# Start of EXERCISE DATA
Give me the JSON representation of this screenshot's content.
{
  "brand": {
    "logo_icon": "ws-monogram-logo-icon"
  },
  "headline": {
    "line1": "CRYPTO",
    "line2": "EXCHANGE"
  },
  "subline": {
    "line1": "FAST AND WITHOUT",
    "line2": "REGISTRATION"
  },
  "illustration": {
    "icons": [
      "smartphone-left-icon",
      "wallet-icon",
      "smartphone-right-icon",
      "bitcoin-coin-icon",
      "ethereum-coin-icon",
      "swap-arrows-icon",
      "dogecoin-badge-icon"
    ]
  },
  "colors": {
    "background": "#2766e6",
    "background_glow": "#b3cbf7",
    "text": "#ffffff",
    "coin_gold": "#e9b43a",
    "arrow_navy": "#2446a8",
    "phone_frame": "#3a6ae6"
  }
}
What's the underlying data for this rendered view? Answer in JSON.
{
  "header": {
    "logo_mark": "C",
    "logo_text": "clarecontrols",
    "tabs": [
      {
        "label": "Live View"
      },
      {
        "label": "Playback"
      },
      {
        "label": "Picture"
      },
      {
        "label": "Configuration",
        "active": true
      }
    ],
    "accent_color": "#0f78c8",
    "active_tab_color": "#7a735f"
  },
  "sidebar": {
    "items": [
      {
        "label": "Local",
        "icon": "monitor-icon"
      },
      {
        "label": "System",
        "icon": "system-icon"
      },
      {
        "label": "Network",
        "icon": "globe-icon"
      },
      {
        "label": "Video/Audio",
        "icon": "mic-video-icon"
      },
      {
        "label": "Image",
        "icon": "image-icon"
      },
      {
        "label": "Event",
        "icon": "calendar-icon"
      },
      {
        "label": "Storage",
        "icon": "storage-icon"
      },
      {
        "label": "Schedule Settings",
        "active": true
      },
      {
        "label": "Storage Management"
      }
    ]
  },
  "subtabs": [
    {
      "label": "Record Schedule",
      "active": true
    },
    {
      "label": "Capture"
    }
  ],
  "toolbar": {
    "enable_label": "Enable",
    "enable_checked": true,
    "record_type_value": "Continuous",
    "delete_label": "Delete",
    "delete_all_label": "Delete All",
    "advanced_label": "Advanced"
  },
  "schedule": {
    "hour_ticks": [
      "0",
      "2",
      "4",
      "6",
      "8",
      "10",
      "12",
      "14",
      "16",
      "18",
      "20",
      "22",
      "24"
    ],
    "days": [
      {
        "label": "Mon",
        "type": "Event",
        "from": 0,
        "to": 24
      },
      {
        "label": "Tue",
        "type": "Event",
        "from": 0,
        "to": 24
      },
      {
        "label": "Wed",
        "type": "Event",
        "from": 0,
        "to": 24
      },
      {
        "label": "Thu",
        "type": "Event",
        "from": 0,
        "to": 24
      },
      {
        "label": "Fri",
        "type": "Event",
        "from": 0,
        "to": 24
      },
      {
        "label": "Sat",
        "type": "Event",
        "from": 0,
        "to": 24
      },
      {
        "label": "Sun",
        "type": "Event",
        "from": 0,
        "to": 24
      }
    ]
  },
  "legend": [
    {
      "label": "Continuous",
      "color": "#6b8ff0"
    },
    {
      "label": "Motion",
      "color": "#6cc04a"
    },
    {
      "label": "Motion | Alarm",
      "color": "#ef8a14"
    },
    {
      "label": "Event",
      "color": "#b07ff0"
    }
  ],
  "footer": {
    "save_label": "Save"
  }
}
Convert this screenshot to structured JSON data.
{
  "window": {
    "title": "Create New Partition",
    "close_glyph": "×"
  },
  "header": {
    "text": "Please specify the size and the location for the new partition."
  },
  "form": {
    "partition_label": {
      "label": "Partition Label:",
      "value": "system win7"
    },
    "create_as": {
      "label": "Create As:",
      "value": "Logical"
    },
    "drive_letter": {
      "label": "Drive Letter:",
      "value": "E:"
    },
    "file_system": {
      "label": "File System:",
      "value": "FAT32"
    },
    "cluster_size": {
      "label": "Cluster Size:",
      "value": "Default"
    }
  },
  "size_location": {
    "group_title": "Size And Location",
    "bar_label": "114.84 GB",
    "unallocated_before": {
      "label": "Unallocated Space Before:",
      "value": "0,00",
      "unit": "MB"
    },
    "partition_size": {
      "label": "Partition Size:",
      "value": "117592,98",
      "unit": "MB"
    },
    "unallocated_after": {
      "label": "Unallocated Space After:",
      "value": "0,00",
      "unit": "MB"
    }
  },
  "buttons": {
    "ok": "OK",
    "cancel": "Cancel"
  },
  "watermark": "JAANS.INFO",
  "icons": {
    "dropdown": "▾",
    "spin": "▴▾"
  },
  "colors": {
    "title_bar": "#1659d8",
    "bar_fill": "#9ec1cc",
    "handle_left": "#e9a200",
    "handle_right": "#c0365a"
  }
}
# End of EXERCISE DATA
Nothing in the listing may be changed; retype it all exactly.

• [EXPECTED ANSWER]
Give me the JSON representation of this screenshot's content.
{
  "brand": {
    "logo_icon": "ws-monogram-logo-icon"
  },
  "headline": {
    "line1": "CRYPTO",
    "line2": "EXCHANGE"
  },
  "subline": {
    "line1": "FAST AND WITHOUT",
    "line2": "REGISTRATION"
  },
  "illustration": {
    "icons": [
      "smartphone-left-icon",
      "wallet-icon",
      "smartphone-right-icon",
      "bitcoin-coin-icon",
      "ethereum-coin-icon",
      "swap-arrows-icon",
      "dogecoin-badge-icon"
    ]
  },
  "colors": {
    "background": "#2766e6",
    "background_glow": "#b3cbf7",
    "text": "#ffffff",
    "coin_gold": "#e9b43a",
    "arrow_navy": "#2446a8",
    "phone_frame": "#3a6ae6"
  }
}
What's the underlying data for this rendered view? Answer in JSON.
{
  "header": {
    "logo_mark": "C",
    "logo_text": "clarecontrols",
    "tabs": [
      {
        "label": "Live View"
      },
      {
        "label": "Playback"
      },
      {
        "label": "Picture"
      },
      {
        "label": "Configuration",
        "active": true
      }
    ],
    "accent_color": "#0f78c8",
    "active_tab_color": "#7a735f"
  },
  "sidebar": {
    "items": [
      {
        "label": "Local",
        "icon": "monitor-icon"
      },
      {
        "label": "System",
        "icon": "system-icon"
      },
      {
        "label": "Network",
        "icon": "globe-icon"
      },
      {
        "label": "Video/Audio",
        "icon": "mic-video-icon"
      },
      {
        "label": "Image",
        "icon": "image-icon"
      },
      {
        "label": "Event",
        "icon": "calendar-icon"
      },
      {
        "label": "Storage",
        "icon": "storage-icon"
      },
      {
        "label": "Schedule Settings",
        "active": true
      },
      {
        "label": "Storage Management"
      }
    ]
  },
  "subtabs": [
    {
      "label": "Record Schedule",
      "active": true
    },
    {
      "label": "Capture"
    }
  ],
  "toolbar": {
    "enable_label": "Enable",
    "enable_checked": true,
    "record_type_value": "Continuous",
    "delete_label": "Delete",
    "delete_all_label": "Delete All",
    "advanced_label": "Advanced"
  },
  "schedule": {
    "hour_ticks": [
      "0",
      "2",
      "4",
      "6",
      "8",
      "10",
      "12",
      "14",
      "16",
      "18",
      "20",
      "22",
      "24"
    ],
    "days": [
      {
        "label": "Mon",
        "type": "Event",
        "from": 0,
        "to": 24
      },
      {
        "label": "Tue",
        "type": "Event",
        "from": 0,
        "to": 24
      },
      {
        "label": "Wed",
        "type": "Event",
        "from": 0,
        "to": 24
      },
      {
        "label": "Thu",
        "type": "Event",
        "from": 0,
        "to": 24
      },
      {
        "label": "Fri",
        "type": "Event",
        "from": 0,
        "to": 24
      },
      {
        "label": "Sat",
        "type": "Event",
        "from": 0,
        "to": 24
      },
      {
        "label": "Sun",
        "type": "Event",
        "from": 0,
        "to": 24
      }
    ]
  },
  "legend": [
    {
      "label": "Continuous",
      "color": "#6b8ff0"
    },
    {
      "label": "Motion",
      "color": "#6cc04a"
    },
    {
      "label": "Motion | Alarm",
      "color": "#ef8a14"
    },
    {
      "label": "Event",
      "color": "#b07ff0"
    }
  ],
  "footer": {
    "save_label": "Save"
  }
}
Convert this screenshot to structured JSON data.
{
  "window": {
    "title": "Create New Partition",
    "close_glyph": "×"
  },
  "header": {
    "text": "Please specify the size and the location for the new partition."
  },
  "form": {
    "partition_label": {
      "label": "Partition Label:",
      "value": "system win7"
    },
    "create_as": {
      "label": "Create As:",
      "value": "Logical"
    },
    "drive_letter": {
      "label": "Drive Letter:",
      "value": "E:"
    },
    "file_system": {
      "label": "File System:",
      "value": "FAT32"
    },
    "cluster_size": {
      "label": "Cluster Size:",
      "value": "Default"
    }
  },
  "size_location": {
    "group_title": "Size And Location",
    "bar_label": "114.84 GB",
    "unallocated_before": {
      "label": "Unallocated Space Before:",
      "value": "0,00",
      "unit": "MB"
    },
    "partition_size": {
      "label": "Partition Size:",
      "value": "117592,98",
      "unit": "MB"
    },
    "unallocated_after": {
      "label": "Unallocated Space After:",
      "value": "0,00",
      "unit": "MB"
    }
  },
  "buttons": {
    "ok": "OK",
    "cancel": "Cancel"
  },
  "watermark": "JAANS.INFO",
  "icons": {
    "dropdown": "▾",
    "spin": "▴▾"
  },
  "colors": {
    "title_bar": "#1659d8",
    "bar_fill": "#9ec1cc",
    "handle_left": "#e9a200",
    "handle_right": "#c0365a"
  }
}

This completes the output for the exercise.